§ **Given task**: Find the lines containing the word "name" and copy every one of them.

§ **Items from a figure collection**:

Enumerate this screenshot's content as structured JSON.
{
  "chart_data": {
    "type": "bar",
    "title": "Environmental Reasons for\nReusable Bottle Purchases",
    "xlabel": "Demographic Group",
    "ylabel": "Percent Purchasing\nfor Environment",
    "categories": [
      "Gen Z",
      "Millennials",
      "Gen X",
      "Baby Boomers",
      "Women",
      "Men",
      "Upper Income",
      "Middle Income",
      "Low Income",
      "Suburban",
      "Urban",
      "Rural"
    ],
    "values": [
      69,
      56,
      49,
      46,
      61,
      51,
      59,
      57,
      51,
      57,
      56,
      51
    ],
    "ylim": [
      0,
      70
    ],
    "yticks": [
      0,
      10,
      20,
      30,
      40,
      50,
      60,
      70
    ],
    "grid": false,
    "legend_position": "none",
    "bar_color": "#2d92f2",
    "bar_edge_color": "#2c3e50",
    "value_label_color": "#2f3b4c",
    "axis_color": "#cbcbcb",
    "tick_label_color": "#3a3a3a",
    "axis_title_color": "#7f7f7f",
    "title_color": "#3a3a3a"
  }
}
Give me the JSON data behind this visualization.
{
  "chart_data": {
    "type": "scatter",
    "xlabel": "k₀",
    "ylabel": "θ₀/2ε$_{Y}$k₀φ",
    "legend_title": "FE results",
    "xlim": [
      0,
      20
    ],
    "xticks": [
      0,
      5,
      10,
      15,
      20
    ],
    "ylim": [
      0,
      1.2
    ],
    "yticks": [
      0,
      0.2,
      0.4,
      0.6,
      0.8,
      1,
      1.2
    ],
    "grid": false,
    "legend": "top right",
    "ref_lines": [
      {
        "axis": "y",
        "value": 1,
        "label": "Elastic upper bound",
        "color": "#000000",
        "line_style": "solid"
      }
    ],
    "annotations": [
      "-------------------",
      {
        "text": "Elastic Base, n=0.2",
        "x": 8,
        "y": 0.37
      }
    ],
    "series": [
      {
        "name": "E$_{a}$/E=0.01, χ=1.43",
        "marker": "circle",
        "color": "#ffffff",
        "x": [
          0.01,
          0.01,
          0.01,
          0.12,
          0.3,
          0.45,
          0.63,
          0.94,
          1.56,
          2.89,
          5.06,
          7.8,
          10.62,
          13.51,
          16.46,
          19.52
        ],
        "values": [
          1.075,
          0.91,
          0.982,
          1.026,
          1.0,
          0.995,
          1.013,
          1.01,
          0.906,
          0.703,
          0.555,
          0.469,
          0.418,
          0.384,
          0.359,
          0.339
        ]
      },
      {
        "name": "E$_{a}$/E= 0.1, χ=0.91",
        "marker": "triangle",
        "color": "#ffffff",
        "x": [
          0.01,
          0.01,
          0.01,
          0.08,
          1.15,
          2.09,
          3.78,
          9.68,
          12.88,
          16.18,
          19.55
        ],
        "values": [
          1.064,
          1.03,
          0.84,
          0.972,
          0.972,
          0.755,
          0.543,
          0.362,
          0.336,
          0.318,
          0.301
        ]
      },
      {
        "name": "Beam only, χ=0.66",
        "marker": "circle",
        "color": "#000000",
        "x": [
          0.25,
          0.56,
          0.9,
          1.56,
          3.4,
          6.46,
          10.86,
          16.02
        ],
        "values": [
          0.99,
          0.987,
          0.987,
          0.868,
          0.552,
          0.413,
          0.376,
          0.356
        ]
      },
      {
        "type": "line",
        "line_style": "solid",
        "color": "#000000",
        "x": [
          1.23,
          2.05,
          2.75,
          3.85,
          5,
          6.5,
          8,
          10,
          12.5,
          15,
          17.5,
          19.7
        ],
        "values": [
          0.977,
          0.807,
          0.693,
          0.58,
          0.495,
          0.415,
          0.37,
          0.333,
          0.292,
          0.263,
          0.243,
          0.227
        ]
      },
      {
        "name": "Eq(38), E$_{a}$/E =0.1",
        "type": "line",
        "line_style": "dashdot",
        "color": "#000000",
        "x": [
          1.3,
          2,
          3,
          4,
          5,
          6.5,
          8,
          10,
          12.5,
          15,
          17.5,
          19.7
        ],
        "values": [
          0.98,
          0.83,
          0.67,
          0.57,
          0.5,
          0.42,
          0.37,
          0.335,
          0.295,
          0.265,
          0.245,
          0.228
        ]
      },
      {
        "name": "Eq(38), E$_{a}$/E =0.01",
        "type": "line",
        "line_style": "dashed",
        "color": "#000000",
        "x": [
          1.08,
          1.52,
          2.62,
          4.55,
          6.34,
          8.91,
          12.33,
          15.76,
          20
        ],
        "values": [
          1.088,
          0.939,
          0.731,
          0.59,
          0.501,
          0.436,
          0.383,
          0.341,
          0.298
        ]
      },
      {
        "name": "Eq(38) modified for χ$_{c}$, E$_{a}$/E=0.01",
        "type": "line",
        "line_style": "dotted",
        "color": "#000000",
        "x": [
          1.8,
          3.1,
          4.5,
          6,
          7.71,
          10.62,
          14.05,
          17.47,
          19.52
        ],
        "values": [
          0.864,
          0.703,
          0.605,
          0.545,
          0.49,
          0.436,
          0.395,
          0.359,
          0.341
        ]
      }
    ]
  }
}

§ **Exercise result**:
        "name": "E$_{a}$/E=0.01, χ=1.43",
        "name": "E$_{a}$/E= 0.1, χ=0.91",
        "name": "Beam only, χ=0.66",
        "name": "Eq(38), E$_{a}$/E =0.1",
        "name": "Eq(38), E$_{a}$/E =0.01",
        "name": "Eq(38) modified for χ$_{c}$, E$_{a}$/E=0.01",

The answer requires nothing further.